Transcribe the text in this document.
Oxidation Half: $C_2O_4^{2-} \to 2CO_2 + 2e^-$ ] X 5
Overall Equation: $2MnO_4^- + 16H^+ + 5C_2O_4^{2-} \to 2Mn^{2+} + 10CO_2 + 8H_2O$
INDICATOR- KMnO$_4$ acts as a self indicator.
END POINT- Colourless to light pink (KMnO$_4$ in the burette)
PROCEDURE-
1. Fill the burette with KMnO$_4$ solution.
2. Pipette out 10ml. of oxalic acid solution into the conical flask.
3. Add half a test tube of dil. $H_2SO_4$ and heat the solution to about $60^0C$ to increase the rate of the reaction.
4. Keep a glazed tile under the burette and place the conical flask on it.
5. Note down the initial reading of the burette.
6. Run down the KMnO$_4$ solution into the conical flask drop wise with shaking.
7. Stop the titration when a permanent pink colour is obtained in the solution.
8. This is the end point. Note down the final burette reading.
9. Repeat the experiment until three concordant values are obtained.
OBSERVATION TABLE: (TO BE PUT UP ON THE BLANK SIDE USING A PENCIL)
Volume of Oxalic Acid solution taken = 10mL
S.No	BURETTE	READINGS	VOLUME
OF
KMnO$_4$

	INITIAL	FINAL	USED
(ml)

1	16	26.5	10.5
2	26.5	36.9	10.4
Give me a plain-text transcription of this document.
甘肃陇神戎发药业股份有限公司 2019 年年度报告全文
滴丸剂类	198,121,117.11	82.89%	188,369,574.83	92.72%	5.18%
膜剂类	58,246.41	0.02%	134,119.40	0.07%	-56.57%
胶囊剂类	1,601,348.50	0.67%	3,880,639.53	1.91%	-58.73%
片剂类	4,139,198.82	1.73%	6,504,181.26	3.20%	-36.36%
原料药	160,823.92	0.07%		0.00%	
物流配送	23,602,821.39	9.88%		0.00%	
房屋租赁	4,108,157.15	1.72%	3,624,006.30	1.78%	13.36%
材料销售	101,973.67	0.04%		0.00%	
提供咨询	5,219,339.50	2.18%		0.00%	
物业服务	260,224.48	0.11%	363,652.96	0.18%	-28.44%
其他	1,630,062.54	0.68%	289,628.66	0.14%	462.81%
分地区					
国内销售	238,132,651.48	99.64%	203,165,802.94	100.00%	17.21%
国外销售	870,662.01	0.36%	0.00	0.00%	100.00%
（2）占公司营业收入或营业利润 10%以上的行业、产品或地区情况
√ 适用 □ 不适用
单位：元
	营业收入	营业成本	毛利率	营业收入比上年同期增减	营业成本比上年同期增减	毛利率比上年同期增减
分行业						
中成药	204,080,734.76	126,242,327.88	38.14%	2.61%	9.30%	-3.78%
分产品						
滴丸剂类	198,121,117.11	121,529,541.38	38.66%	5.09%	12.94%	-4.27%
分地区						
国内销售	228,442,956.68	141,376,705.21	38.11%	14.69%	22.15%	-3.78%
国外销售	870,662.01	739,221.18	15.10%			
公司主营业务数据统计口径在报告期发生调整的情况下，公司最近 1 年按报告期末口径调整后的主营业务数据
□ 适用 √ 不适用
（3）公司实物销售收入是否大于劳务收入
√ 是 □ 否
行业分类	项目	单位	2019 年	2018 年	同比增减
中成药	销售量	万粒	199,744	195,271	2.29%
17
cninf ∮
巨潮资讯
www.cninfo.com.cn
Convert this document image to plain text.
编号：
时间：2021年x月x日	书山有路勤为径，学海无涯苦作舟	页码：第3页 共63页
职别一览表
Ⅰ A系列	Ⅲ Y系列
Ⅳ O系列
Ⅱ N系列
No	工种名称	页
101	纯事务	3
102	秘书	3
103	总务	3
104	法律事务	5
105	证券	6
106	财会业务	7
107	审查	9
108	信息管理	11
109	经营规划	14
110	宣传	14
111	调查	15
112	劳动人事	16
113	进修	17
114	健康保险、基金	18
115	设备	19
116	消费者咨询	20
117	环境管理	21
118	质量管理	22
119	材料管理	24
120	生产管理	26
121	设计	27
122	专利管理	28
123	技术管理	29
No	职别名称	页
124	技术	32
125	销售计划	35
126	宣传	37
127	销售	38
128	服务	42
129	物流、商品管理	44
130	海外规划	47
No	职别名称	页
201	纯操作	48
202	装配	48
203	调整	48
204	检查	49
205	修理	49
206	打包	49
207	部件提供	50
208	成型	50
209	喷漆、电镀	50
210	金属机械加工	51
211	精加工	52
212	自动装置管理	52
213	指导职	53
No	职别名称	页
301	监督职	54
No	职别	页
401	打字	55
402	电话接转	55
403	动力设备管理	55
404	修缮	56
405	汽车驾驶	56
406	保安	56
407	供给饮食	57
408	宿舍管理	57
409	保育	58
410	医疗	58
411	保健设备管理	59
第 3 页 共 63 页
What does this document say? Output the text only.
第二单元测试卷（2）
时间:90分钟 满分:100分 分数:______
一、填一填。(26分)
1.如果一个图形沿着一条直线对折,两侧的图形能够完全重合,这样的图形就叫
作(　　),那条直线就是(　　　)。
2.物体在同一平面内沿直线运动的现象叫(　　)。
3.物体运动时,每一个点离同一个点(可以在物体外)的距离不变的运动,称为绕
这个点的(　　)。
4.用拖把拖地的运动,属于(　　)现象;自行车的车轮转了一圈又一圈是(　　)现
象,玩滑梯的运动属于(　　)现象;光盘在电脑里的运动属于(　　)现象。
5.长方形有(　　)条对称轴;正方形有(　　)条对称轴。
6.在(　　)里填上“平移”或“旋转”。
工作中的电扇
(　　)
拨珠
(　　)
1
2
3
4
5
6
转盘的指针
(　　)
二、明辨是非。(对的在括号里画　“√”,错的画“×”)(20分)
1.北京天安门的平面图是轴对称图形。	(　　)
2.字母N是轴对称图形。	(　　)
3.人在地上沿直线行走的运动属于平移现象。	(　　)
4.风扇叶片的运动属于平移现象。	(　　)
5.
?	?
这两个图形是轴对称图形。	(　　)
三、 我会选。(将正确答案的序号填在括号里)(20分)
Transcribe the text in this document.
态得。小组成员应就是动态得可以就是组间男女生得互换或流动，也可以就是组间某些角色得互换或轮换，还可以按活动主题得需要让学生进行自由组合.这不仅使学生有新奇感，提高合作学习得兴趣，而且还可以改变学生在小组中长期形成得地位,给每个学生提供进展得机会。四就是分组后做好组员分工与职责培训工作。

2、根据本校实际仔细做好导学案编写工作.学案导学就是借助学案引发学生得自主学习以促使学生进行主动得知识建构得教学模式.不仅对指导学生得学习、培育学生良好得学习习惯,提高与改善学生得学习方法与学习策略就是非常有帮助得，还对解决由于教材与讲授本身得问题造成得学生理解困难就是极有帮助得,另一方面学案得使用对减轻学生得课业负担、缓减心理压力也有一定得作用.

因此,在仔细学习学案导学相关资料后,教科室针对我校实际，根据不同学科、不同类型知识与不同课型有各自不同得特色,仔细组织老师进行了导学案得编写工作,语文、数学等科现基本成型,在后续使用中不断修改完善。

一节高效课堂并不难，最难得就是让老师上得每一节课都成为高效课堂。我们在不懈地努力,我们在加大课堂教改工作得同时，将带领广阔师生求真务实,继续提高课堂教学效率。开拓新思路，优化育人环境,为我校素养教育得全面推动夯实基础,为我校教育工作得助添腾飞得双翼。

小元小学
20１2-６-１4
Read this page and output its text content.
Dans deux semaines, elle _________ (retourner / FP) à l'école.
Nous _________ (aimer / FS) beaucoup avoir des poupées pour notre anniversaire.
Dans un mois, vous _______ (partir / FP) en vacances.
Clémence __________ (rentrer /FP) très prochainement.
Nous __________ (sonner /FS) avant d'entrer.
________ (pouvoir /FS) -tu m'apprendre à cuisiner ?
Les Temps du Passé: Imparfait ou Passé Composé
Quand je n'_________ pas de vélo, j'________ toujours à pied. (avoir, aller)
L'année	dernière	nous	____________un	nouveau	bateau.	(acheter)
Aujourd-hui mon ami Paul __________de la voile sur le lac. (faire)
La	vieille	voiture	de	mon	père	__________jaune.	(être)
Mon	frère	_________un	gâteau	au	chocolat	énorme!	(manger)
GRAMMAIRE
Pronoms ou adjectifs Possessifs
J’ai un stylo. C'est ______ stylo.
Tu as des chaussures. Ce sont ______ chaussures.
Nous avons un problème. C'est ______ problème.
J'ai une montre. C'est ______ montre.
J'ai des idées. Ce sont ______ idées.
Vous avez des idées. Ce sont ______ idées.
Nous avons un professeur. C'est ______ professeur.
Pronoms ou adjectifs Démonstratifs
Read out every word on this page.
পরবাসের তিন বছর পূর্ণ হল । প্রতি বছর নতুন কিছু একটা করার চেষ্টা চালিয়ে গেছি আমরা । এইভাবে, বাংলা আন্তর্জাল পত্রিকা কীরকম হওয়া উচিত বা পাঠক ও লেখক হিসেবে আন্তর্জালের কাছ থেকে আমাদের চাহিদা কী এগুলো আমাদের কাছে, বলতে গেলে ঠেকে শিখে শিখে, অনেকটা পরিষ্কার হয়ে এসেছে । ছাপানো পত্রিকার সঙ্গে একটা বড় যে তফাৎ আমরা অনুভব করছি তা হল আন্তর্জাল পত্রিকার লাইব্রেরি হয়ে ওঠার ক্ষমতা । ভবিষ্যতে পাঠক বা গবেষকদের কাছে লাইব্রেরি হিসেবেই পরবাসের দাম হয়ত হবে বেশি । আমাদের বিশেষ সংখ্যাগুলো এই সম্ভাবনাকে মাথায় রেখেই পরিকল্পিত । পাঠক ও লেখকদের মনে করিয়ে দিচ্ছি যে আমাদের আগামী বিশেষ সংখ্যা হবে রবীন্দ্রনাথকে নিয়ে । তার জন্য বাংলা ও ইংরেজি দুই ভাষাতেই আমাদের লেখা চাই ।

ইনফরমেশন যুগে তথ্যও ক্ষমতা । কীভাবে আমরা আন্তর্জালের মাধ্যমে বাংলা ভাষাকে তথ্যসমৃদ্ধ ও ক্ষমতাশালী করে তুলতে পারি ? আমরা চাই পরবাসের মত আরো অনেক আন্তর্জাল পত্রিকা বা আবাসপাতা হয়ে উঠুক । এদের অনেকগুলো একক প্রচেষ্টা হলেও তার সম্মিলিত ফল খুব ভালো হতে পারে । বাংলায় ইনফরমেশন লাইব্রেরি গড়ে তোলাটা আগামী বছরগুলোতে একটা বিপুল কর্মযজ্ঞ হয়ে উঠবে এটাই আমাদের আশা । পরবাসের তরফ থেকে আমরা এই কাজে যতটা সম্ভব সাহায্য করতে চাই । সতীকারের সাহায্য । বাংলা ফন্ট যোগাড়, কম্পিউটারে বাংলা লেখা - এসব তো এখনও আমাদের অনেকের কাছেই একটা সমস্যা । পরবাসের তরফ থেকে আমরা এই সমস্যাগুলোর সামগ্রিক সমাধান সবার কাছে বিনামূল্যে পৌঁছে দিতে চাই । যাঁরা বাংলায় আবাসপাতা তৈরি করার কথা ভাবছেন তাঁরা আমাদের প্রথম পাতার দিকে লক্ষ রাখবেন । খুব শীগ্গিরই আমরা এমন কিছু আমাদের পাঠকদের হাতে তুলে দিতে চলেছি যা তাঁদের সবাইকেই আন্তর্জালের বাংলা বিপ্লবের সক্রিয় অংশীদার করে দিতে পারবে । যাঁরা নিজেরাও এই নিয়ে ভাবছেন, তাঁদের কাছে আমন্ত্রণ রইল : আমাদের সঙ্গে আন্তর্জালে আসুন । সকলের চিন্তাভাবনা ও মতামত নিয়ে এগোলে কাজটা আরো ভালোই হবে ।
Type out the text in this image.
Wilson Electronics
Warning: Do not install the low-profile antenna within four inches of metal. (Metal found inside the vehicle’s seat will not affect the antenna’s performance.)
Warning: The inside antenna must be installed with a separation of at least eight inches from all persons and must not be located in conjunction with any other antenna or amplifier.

- **STATED EXERCISE**:
Report every line in the data above in which the word "Dans" appears.

- **FINISHED ANSWER**:
Dans deux semaines, elle _________ (retourner / FP) à l'école.
Dans un mois, vous _______ (partir / FP) en vacances.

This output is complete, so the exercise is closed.